EXTRACTED DATA:
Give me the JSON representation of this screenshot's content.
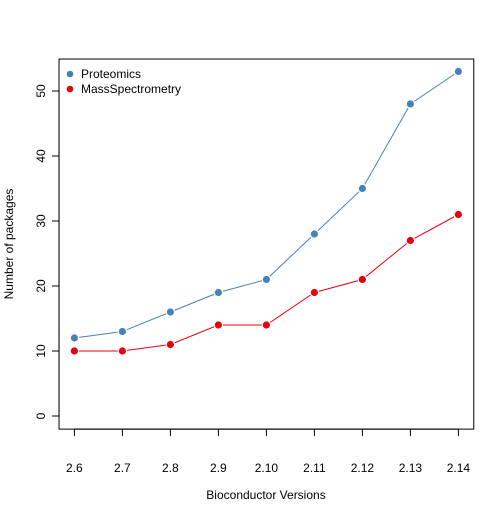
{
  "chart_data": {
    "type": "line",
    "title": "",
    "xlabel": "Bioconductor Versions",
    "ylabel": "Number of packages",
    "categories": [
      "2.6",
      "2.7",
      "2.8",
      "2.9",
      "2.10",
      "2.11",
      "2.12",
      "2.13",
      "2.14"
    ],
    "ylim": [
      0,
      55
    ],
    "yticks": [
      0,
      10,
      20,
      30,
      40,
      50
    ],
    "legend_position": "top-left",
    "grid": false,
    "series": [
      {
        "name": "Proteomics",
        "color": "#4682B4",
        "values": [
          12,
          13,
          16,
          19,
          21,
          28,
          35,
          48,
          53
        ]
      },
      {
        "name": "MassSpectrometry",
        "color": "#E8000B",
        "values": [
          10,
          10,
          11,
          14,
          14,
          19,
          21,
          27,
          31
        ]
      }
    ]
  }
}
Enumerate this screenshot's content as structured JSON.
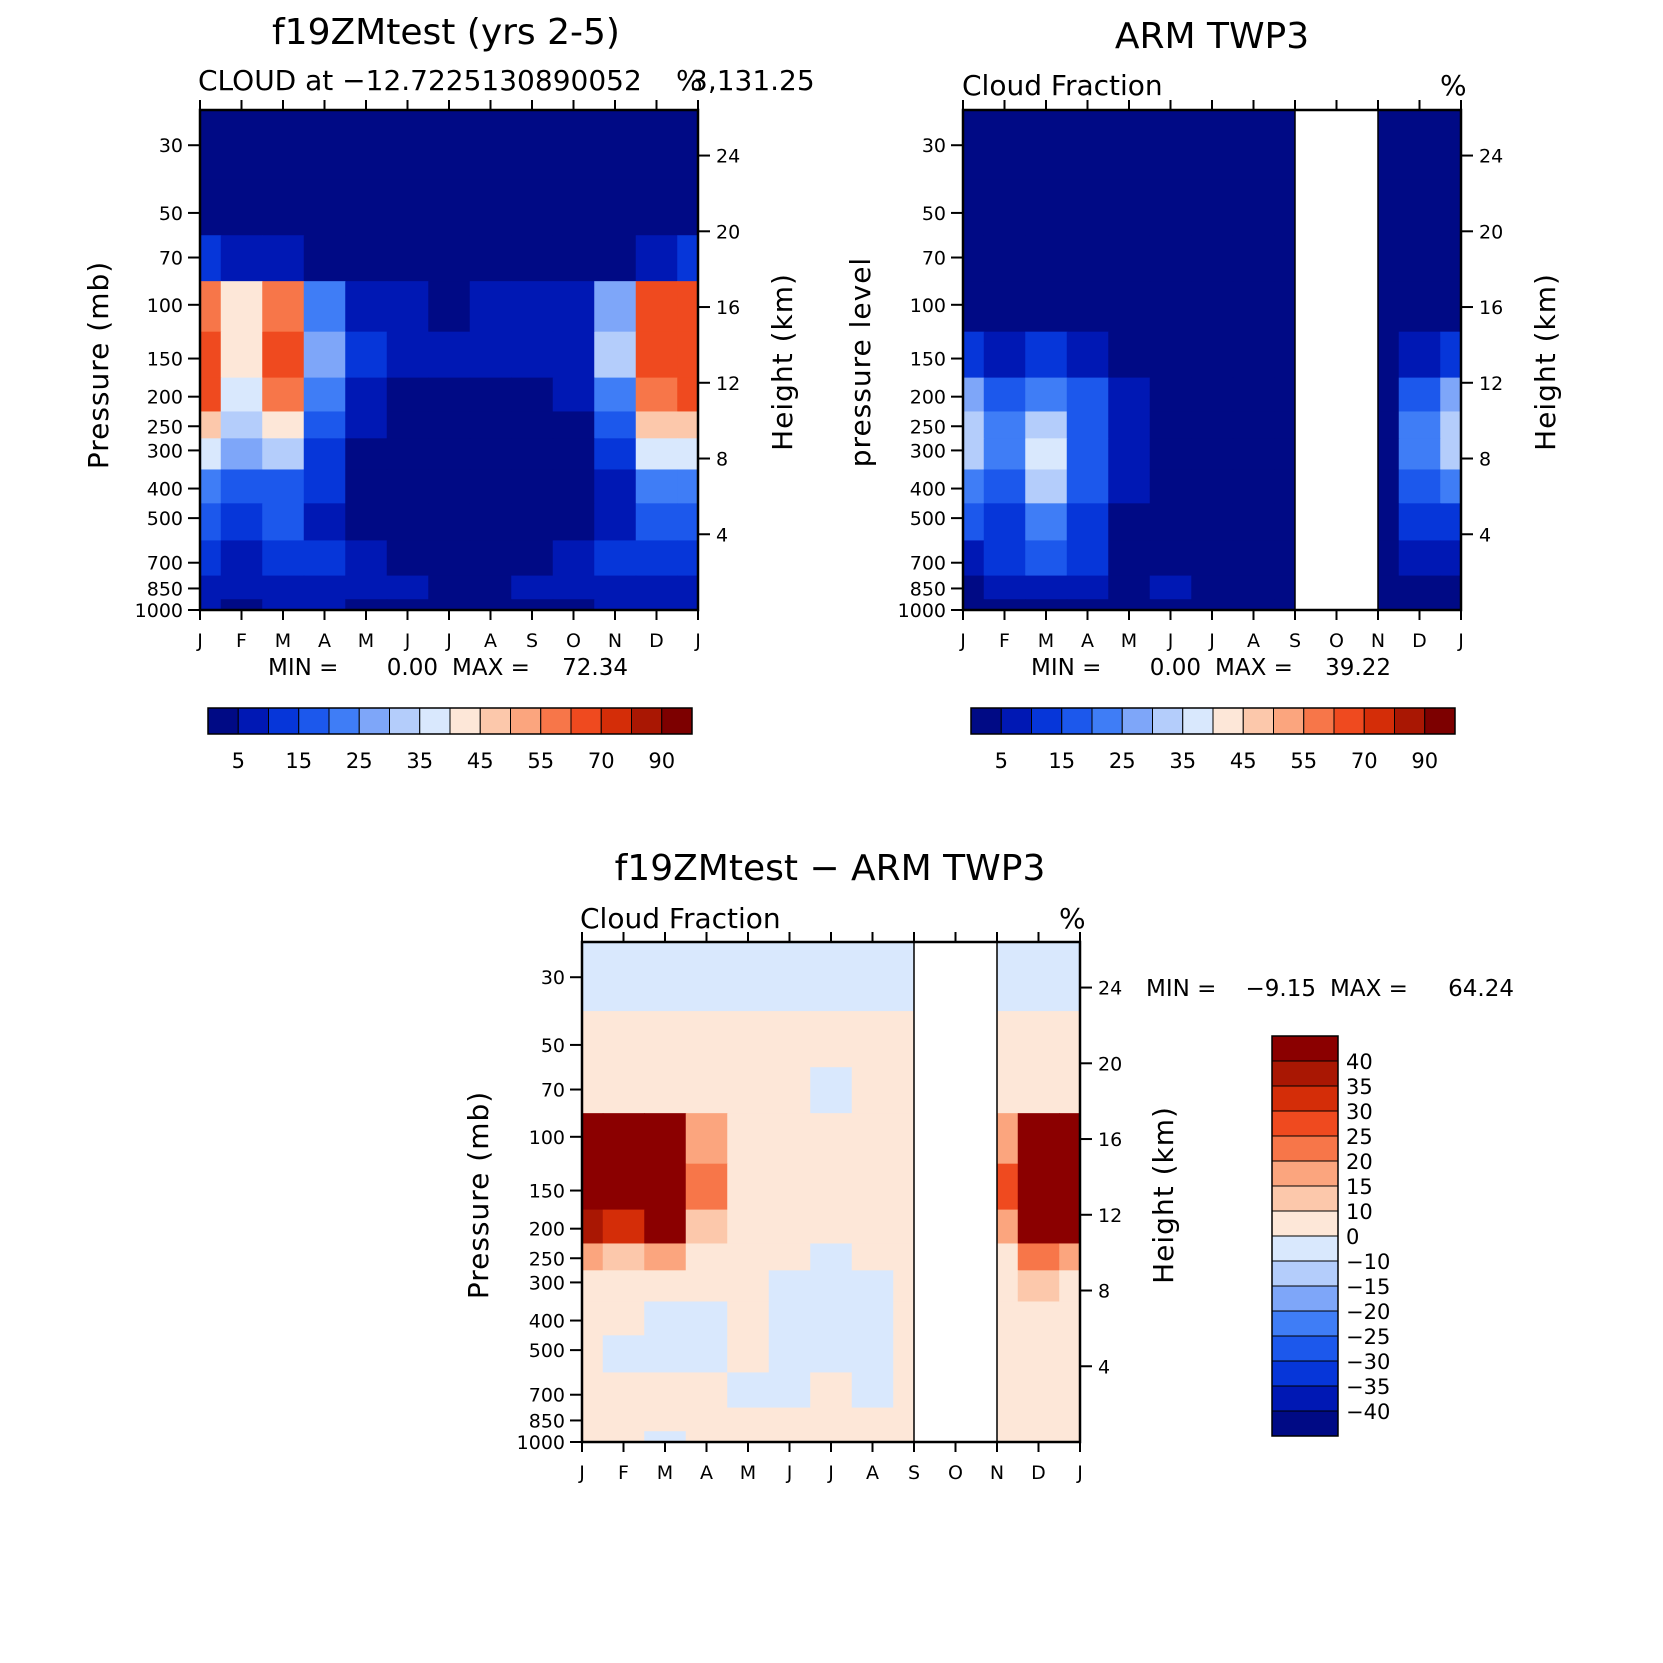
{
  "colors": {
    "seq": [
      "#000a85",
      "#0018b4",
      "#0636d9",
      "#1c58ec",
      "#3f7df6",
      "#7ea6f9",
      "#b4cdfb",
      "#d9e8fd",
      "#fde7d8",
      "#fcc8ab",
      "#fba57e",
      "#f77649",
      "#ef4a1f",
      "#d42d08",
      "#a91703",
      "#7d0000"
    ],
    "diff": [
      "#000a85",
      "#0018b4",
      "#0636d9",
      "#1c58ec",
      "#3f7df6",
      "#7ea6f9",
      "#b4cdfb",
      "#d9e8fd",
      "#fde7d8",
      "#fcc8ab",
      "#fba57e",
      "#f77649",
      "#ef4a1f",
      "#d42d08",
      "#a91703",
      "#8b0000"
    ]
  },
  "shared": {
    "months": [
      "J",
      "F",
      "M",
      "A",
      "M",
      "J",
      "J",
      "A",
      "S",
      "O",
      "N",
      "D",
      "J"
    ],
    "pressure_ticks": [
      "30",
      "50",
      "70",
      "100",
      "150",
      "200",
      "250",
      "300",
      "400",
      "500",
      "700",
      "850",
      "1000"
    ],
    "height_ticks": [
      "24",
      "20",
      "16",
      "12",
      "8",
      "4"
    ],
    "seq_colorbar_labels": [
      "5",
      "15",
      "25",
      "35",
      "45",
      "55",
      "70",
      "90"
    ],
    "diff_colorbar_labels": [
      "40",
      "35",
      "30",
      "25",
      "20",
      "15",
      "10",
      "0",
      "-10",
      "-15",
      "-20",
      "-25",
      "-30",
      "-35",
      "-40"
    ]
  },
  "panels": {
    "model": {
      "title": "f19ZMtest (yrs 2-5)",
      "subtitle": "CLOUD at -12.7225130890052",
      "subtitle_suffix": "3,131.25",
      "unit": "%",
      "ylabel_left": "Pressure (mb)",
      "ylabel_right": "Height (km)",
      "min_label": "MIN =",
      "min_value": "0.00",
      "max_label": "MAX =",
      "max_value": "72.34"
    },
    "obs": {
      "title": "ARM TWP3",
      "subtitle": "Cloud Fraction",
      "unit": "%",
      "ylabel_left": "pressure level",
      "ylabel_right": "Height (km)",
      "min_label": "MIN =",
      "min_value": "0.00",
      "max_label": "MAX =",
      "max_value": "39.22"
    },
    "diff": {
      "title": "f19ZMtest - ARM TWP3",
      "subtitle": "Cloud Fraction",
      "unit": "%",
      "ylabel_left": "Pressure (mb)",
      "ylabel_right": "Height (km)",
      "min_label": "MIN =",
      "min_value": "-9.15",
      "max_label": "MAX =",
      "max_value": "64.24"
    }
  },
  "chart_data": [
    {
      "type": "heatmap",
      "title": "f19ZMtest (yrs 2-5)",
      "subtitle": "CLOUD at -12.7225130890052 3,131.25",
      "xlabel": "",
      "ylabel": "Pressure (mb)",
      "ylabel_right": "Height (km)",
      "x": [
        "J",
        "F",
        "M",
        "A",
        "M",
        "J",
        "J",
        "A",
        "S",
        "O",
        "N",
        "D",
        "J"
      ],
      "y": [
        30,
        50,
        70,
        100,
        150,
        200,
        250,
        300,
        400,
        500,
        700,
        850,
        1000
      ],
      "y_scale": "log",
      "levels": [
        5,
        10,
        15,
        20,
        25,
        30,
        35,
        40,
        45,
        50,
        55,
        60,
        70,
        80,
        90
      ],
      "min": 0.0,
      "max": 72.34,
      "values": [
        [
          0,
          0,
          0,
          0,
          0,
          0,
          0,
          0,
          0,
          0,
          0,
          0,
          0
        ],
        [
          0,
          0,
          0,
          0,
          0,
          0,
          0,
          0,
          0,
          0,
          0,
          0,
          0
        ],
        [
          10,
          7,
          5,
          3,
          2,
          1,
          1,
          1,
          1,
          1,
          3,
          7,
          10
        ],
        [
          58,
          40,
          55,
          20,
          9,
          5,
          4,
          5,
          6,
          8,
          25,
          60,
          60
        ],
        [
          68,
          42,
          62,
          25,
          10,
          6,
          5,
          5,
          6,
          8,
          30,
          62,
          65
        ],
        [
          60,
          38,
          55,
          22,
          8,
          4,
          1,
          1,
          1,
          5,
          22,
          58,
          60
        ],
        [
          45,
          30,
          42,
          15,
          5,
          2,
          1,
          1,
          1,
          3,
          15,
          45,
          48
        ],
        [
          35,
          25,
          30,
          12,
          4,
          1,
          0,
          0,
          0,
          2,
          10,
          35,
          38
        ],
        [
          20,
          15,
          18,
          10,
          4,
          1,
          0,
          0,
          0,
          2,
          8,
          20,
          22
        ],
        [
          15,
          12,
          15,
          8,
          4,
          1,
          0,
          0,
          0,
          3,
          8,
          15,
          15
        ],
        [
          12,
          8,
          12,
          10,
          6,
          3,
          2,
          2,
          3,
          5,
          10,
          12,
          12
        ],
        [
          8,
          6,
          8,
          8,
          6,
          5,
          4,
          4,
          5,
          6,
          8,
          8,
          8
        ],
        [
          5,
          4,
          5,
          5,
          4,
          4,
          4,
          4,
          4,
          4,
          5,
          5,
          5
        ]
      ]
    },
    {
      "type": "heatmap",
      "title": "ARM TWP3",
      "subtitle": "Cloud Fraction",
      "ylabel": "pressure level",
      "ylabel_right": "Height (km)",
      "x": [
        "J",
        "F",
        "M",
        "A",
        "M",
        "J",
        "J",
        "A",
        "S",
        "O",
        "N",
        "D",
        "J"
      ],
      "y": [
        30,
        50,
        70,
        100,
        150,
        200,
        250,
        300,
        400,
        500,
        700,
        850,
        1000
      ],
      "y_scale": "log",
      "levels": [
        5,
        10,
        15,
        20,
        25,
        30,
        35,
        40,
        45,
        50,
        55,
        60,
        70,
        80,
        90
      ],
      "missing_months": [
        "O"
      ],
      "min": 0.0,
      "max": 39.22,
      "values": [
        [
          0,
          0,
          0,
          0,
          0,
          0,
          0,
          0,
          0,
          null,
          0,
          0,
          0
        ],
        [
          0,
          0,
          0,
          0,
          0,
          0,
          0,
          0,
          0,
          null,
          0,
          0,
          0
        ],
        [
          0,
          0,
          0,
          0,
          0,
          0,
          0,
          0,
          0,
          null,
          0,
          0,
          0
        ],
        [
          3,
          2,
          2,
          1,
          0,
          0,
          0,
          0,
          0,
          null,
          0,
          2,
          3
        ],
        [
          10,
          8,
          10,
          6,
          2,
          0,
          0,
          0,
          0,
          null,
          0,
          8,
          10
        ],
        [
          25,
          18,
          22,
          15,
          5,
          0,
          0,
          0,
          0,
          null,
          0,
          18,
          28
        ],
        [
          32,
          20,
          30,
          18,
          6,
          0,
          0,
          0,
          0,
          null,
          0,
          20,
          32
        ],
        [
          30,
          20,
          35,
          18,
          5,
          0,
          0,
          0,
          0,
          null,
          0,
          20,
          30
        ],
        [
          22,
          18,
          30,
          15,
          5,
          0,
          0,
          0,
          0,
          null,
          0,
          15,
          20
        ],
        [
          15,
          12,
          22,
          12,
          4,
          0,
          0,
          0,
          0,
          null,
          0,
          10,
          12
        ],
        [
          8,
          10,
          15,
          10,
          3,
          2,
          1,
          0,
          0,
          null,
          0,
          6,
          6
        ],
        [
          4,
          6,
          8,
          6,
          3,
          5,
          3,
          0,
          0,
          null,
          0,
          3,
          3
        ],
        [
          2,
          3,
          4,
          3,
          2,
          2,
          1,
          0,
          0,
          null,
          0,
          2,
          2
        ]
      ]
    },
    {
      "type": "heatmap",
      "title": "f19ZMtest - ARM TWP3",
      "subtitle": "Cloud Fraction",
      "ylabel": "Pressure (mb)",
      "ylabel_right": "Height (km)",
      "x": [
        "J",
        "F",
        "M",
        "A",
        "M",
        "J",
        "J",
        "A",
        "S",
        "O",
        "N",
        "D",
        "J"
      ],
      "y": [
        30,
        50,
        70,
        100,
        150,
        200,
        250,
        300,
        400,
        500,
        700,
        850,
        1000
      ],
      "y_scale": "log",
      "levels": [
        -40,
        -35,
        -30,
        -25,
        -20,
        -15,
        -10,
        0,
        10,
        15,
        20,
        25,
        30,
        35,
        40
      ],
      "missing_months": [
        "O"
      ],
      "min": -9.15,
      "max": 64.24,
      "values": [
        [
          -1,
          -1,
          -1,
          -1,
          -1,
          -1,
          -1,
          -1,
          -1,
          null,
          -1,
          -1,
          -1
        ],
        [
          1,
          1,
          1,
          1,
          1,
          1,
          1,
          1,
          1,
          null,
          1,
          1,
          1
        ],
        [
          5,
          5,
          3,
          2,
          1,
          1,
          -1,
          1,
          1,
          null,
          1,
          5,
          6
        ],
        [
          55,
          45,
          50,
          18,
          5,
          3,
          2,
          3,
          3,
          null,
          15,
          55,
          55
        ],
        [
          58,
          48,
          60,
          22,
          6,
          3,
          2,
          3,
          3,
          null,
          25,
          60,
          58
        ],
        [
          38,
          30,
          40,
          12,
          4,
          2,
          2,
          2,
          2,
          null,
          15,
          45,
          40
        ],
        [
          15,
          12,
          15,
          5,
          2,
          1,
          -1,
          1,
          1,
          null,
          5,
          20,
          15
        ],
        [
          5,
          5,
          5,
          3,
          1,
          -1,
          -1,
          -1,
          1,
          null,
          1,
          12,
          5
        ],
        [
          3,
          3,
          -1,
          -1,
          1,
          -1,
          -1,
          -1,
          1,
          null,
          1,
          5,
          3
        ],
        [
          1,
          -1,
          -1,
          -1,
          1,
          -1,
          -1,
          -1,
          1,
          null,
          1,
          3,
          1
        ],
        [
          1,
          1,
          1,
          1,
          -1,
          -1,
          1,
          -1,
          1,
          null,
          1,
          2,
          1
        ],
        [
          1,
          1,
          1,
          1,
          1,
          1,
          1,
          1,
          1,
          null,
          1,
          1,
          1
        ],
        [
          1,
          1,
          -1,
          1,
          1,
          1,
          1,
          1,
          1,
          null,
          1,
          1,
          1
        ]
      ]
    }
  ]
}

TO DO: Find each line holding the string "xlabel" and copy it out.

RESULT:
    "xlabel": "Bioconductor Versions",
      "xlabel": "",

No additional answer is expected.